### WHAT TO DO
State how many lines of the entries hold the string "text". Reply with the number alone.

*** ENTRIES PROVIDED ***

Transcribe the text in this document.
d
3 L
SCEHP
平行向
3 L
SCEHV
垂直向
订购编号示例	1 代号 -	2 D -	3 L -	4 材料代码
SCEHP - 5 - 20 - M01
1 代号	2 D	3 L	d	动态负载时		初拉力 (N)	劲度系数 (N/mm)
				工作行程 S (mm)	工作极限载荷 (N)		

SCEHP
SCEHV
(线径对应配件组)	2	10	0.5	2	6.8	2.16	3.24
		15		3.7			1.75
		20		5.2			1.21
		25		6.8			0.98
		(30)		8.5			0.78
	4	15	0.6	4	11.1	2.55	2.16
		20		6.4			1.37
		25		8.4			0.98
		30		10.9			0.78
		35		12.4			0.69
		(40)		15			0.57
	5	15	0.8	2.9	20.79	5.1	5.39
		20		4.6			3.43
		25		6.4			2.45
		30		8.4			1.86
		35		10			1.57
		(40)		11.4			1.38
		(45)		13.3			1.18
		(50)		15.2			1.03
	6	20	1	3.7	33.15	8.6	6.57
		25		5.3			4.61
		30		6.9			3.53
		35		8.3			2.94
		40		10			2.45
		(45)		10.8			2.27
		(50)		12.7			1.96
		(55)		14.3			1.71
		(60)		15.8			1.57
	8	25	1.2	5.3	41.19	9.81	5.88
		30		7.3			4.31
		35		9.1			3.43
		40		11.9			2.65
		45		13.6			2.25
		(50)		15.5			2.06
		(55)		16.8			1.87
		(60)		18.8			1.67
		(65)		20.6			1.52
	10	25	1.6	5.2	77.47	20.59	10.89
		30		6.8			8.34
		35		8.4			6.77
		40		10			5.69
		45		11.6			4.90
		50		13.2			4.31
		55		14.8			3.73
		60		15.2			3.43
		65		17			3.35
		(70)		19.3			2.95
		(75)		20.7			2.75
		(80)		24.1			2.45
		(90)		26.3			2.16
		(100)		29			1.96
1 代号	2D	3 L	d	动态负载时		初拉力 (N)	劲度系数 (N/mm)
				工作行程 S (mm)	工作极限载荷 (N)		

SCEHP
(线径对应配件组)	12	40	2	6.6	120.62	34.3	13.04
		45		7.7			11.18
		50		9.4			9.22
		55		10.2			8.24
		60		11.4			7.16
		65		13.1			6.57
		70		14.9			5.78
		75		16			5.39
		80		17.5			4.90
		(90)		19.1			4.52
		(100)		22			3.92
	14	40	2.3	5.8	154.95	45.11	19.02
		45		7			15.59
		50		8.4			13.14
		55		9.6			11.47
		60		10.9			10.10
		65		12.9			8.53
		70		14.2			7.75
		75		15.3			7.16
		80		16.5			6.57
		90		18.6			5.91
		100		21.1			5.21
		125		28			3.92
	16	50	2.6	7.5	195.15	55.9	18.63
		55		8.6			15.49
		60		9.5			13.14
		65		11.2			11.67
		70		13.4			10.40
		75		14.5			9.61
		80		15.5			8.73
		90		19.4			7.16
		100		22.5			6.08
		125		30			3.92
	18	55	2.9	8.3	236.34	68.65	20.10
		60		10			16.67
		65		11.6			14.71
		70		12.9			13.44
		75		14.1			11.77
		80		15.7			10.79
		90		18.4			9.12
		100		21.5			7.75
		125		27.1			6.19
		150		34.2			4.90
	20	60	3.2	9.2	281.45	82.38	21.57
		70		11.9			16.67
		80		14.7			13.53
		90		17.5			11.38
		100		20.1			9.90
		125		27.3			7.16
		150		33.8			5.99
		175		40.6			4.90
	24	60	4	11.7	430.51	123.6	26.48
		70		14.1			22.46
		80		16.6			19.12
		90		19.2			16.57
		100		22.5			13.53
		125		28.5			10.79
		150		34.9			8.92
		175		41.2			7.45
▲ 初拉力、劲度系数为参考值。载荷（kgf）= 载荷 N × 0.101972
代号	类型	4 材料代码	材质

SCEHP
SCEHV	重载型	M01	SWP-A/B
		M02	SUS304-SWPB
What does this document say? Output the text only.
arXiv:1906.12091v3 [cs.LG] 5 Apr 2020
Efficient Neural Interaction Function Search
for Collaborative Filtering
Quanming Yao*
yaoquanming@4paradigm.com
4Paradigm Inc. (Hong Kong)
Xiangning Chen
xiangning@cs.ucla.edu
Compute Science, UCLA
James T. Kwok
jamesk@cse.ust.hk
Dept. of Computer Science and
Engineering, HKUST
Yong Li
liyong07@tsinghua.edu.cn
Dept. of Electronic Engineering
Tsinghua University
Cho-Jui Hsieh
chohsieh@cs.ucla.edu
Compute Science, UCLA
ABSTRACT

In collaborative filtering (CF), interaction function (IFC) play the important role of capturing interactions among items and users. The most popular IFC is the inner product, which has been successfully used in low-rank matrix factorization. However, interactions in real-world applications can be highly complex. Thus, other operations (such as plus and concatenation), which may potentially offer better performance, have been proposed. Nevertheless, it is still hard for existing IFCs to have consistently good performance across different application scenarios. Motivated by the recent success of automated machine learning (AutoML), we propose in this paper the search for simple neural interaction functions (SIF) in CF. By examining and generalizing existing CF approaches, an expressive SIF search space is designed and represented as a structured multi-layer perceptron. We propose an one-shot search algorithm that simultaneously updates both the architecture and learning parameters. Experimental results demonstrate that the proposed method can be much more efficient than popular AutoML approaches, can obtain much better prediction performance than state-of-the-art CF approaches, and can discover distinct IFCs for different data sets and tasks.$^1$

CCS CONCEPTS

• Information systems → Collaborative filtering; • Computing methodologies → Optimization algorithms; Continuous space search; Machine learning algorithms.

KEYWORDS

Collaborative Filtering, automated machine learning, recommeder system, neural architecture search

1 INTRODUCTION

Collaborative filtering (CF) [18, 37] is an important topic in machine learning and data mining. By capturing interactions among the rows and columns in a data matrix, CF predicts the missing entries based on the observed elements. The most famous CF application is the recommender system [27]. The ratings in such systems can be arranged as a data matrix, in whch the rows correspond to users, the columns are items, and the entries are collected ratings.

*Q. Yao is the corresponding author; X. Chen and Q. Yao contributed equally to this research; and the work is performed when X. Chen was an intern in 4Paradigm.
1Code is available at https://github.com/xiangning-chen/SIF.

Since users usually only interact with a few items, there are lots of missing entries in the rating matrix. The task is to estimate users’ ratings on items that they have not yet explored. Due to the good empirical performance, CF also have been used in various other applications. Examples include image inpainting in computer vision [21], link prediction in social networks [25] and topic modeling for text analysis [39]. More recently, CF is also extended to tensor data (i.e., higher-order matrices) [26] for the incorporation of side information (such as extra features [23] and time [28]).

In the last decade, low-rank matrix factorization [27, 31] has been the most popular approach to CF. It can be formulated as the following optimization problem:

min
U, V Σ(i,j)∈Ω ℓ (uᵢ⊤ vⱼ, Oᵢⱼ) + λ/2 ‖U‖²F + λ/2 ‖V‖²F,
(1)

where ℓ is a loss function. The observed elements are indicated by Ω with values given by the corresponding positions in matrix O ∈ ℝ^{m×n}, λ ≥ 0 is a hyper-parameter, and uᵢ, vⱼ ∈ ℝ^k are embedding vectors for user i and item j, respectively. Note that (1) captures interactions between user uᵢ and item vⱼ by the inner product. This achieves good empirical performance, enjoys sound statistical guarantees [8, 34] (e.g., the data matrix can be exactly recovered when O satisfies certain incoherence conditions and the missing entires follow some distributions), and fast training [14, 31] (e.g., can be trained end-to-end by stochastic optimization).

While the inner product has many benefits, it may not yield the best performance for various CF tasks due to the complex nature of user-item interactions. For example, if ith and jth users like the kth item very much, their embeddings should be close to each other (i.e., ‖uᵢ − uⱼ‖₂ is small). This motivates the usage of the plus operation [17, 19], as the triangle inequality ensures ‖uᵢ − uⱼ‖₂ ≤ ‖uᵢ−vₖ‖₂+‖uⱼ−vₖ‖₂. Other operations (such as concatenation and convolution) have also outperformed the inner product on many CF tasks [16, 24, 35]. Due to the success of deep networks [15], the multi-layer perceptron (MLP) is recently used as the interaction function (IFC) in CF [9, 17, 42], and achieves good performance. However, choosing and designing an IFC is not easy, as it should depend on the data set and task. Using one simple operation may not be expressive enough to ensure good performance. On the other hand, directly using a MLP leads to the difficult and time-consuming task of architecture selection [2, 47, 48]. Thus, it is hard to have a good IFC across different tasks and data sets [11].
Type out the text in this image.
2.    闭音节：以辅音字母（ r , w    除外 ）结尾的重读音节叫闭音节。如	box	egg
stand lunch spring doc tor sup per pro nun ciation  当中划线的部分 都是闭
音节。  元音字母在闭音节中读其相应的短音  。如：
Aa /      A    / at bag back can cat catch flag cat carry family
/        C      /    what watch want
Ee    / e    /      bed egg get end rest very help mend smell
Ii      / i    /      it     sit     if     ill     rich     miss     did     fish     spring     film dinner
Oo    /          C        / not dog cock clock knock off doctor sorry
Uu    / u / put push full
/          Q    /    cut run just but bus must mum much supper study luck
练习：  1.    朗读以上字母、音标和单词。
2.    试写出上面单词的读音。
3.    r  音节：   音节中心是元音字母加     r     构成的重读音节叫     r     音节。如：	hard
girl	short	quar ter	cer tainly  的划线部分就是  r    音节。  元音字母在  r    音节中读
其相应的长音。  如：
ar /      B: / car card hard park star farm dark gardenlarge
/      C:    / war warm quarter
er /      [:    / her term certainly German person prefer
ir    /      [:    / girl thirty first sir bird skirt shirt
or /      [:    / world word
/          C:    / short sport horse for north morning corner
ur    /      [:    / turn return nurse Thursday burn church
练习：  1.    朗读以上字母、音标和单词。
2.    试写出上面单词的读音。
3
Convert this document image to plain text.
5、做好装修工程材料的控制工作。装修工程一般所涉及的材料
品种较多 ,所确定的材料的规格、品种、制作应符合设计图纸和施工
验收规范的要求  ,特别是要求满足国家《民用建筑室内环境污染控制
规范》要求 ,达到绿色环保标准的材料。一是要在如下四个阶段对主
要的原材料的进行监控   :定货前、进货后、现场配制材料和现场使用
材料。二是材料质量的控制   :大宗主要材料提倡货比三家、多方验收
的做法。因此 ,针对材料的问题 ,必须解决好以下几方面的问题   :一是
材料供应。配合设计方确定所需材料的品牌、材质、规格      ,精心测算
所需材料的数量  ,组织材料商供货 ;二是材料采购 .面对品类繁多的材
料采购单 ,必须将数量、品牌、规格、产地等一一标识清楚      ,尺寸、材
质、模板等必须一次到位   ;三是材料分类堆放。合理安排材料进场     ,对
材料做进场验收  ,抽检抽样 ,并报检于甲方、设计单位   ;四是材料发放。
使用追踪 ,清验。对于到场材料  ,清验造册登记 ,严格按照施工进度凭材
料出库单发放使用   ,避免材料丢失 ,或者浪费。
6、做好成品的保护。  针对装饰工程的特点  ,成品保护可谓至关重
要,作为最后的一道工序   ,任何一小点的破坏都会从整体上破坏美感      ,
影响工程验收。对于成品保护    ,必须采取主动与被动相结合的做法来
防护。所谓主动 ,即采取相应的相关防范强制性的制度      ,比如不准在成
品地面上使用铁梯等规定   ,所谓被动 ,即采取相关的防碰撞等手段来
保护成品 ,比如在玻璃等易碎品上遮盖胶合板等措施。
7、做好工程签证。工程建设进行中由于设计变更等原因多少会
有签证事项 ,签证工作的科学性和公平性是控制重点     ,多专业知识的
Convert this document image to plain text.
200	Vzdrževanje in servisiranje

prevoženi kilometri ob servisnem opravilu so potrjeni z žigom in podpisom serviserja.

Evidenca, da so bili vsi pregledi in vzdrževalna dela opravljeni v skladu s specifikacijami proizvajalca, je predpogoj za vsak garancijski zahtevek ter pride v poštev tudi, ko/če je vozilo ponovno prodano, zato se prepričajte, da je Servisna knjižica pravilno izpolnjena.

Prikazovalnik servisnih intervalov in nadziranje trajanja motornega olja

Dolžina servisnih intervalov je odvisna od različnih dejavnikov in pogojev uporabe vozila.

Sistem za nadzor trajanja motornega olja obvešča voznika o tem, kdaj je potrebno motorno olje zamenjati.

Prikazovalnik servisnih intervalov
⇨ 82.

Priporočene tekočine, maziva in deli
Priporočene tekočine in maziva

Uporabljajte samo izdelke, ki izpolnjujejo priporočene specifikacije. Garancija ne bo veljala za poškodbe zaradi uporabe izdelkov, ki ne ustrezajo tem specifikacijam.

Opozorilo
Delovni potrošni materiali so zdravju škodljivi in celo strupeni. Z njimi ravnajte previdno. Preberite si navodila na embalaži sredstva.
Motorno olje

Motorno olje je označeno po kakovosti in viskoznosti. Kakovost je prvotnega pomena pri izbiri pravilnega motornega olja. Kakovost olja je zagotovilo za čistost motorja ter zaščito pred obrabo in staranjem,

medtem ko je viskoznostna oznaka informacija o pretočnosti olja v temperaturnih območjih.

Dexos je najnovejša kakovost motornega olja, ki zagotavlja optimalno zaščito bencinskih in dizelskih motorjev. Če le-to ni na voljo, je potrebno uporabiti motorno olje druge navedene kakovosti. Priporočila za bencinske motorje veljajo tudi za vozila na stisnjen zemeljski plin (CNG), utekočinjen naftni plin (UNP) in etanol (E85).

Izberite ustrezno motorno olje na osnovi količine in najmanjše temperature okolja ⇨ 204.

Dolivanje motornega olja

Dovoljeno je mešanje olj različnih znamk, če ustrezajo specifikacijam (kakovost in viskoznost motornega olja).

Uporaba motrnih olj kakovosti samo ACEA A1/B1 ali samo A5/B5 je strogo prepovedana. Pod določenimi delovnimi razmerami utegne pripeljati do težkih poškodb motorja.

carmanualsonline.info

***

### WRITTEN RESPONSE
6